## Problem:
Go through the entries below and pick out every line with "this".

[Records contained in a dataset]
%%
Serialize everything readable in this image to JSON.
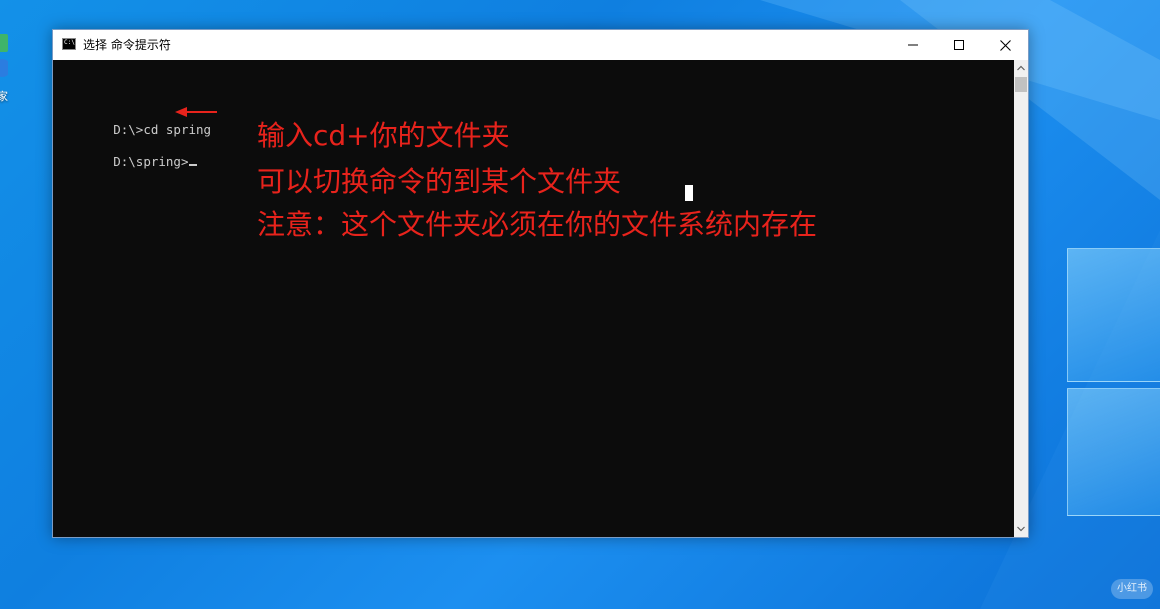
{
  "desktop": {
    "icon_label": "管家",
    "watermark": "小红书"
  },
  "window": {
    "title": "选择 命令提示符",
    "icon_text": "C:\\",
    "buttons": {
      "minimize": "minimize",
      "maximize": "maximize",
      "close": "close"
    }
  },
  "console": {
    "lines": [
      "D:\\>cd spring",
      "D:\\spring>"
    ]
  },
  "annotations": [
    "输入cd+你的文件夹",
    "可以切换命令的到某个文件夹",
    "注意：这个文件夹必须在你的文件系统内存在"
  ],
  "colors": {
    "annotation": "#e8231c",
    "console_bg": "#0c0c0c",
    "console_text": "#cccccc",
    "desktop_bg": "#0f7fe0"
  },
  "icons": {
    "arrow": "arrow-left-icon",
    "scroll_up": "chevron-up-icon",
    "scroll_down": "chevron-down-icon"
  }
}
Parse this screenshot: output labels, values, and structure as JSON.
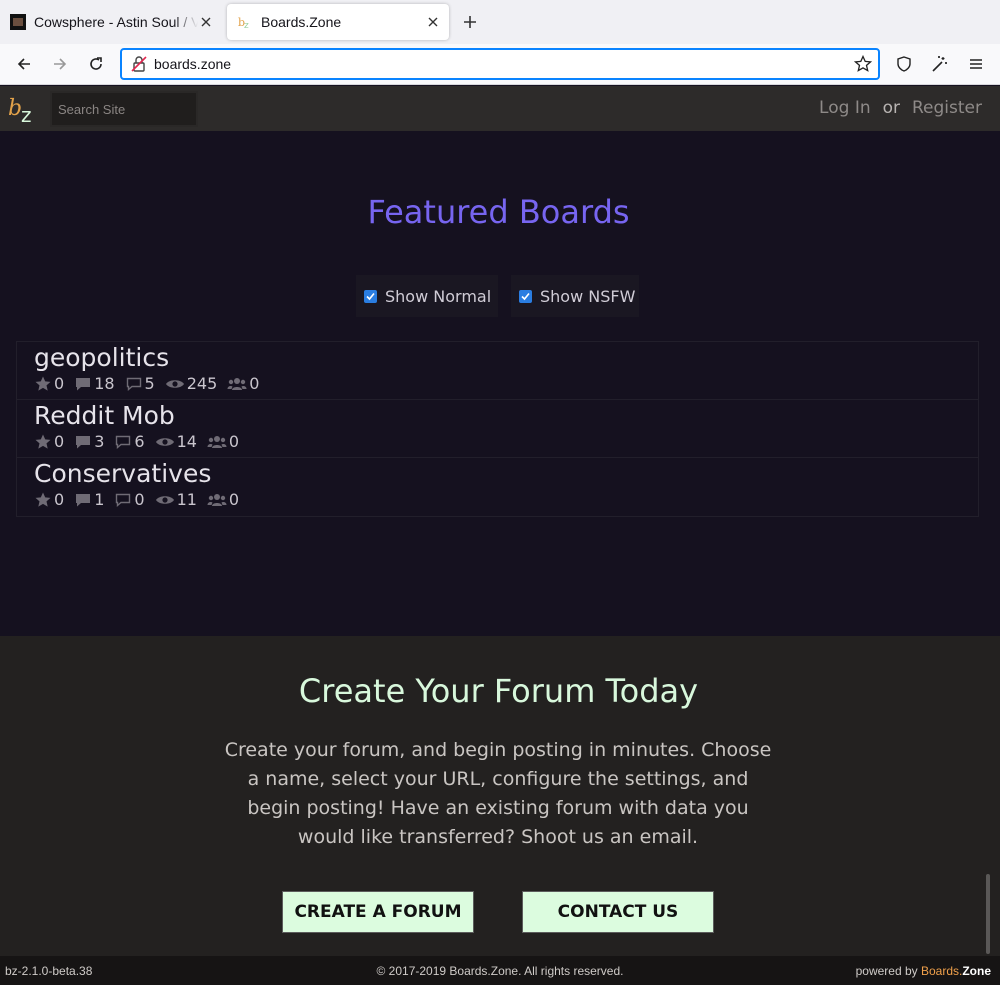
{
  "browser": {
    "tabs": [
      {
        "title": "Cowsphere - Astin Soul / Vix",
        "active": false
      },
      {
        "title": "Boards.Zone",
        "active": true
      }
    ],
    "url": "boards.zone"
  },
  "header": {
    "search_placeholder": "Search Site",
    "login": "Log In",
    "or": "or",
    "register": "Register"
  },
  "featured": {
    "title": "Featured Boards",
    "filters": {
      "normal": "Show Normal",
      "nsfw": "Show NSFW"
    },
    "boards": [
      {
        "name": "geopolitics",
        "stars": "0",
        "posts": "18",
        "threads": "5",
        "views": "245",
        "members": "0"
      },
      {
        "name": "Reddit Mob",
        "stars": "0",
        "posts": "3",
        "threads": "6",
        "views": "14",
        "members": "0"
      },
      {
        "name": "Conservatives",
        "stars": "0",
        "posts": "1",
        "threads": "0",
        "views": "11",
        "members": "0"
      }
    ]
  },
  "create": {
    "title": "Create Your Forum Today",
    "text": "Create your forum, and begin posting in minutes. Choose a name, select your URL, configure the settings, and begin posting! Have an existing forum with data you would like transferred? Shoot us an email.",
    "create_btn": "CREATE A FORUM",
    "contact_btn": "CONTACT US"
  },
  "footer": {
    "version": "bz-2.1.0-beta.38",
    "copyright": "© 2017-2019 Boards.Zone. All rights reserved.",
    "powered_by": "powered by ",
    "brand_part1": "Boards.",
    "brand_part2": "Zone"
  },
  "colors": {
    "accent_purple": "#7765f0",
    "accent_green": "#dcfcdf",
    "brand_orange": "#f0a04b"
  }
}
%%
## Correct answer:
Serialize everything readable in this image to JSON.
Parse this screenshot: output labels, values, and structure as JSON.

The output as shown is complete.